*WRITTEN PROBLEM*
Extract each record and reproduce it exactly.

*DATASET ENTRIES*

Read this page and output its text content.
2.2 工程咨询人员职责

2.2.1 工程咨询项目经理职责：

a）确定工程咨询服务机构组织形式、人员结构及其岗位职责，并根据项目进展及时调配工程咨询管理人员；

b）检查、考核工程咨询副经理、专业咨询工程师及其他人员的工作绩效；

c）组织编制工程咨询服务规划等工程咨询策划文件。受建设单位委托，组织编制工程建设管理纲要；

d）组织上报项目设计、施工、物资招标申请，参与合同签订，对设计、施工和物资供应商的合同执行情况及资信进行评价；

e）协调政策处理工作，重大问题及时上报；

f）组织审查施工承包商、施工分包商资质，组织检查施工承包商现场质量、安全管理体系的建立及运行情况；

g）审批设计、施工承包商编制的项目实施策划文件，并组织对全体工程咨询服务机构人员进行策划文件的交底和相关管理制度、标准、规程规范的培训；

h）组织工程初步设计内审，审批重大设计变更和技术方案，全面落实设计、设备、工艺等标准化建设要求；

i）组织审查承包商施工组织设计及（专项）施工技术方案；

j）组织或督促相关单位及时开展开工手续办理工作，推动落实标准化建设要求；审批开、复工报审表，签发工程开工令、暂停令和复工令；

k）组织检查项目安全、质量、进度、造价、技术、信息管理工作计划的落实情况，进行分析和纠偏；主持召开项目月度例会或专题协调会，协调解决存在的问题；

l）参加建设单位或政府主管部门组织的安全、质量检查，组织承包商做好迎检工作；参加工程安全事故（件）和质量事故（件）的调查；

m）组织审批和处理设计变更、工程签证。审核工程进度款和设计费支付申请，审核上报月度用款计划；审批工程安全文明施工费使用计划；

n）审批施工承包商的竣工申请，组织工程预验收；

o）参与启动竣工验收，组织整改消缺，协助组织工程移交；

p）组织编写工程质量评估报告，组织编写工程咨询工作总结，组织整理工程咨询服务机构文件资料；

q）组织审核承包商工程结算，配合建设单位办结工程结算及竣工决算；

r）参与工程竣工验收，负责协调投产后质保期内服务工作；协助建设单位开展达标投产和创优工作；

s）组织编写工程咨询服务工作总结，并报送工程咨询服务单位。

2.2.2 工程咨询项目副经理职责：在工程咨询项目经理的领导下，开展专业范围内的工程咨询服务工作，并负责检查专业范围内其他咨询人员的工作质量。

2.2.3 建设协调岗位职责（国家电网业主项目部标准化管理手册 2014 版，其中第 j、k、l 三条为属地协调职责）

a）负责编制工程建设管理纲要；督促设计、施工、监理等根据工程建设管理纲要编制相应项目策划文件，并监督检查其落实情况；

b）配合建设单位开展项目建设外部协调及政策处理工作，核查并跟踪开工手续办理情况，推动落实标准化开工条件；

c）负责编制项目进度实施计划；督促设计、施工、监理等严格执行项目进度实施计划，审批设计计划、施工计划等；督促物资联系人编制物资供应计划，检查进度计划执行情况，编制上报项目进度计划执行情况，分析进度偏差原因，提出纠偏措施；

*RESULT OF THE TASK*
Read this page and output its text content.
2.2 工程咨询人员职责

2.2.1 工程咨询项目经理职责：

a）确定工程咨询服务机构组织形式、人员结构及其岗位职责，并根据项目进展及时调配工程咨询管理人员；

b）检查、考核工程咨询副经理、专业咨询工程师及其他人员的工作绩效；

c）组织编制工程咨询服务规划等工程咨询策划文件。受建设单位委托，组织编制工程建设管理纲要；

d）组织上报项目设计、施工、物资招标申请，参与合同签订，对设计、施工和物资供应商的合同执行情况及资信进行评价；

e）协调政策处理工作，重大问题及时上报；

f）组织审查施工承包商、施工分包商资质，组织检查施工承包商现场质量、安全管理体系的建立及运行情况；

g）审批设计、施工承包商编制的项目实施策划文件，并组织对全体工程咨询服务机构人员进行策划文件的交底和相关管理制度、标准、规程规范的培训；

h）组织工程初步设计内审，审批重大设计变更和技术方案，全面落实设计、设备、工艺等标准化建设要求；

i）组织审查承包商施工组织设计及（专项）施工技术方案；

j）组织或督促相关单位及时开展开工手续办理工作，推动落实标准化建设要求；审批开、复工报审表，签发工程开工令、暂停令和复工令；

k）组织检查项目安全、质量、进度、造价、技术、信息管理工作计划的落实情况，进行分析和纠偏；主持召开项目月度例会或专题协调会，协调解决存在的问题；

l）参加建设单位或政府主管部门组织的安全、质量检查，组织承包商做好迎检工作；参加工程安全事故（件）和质量事故（件）的调查；

m）组织审批和处理设计变更、工程签证。审核工程进度款和设计费支付申请，审核上报月度用款计划；审批工程安全文明施工费使用计划；

n）审批施工承包商的竣工申请，组织工程预验收；

o）参与启动竣工验收，组织整改消缺，协助组织工程移交；

p）组织编写工程质量评估报告，组织编写工程咨询工作总结，组织整理工程咨询服务机构文件资料；

q）组织审核承包商工程结算，配合建设单位办结工程结算及竣工决算；

r）参与工程竣工验收，负责协调投产后质保期内服务工作；协助建设单位开展达标投产和创优工作；

s）组织编写工程咨询服务工作总结，并报送工程咨询服务单位。

2.2.2 工程咨询项目副经理职责：在工程咨询项目经理的领导下，开展专业范围内的工程咨询服务工作，并负责检查专业范围内其他咨询人员的工作质量。

2.2.3 建设协调岗位职责（国家电网业主项目部标准化管理手册 2014 版，其中第 j、k、l 三条为属地协调职责）

a）负责编制工程建设管理纲要；督促设计、施工、监理等根据工程建设管理纲要编制相应项目策划文件，并监督检查其落实情况；

b）配合建设单位开展项目建设外部协调及政策处理工作，核查并跟踪开工手续办理情况，推动落实标准化开工条件；

c）负责编制项目进度实施计划；督促设计、施工、监理等严格执行项目进度实施计划，审批设计计划、施工计划等；督促物资联系人编制物资供应计划，检查进度计划执行情况，编制上报项目进度计划执行情况，分析进度偏差原因，提出纠偏措施；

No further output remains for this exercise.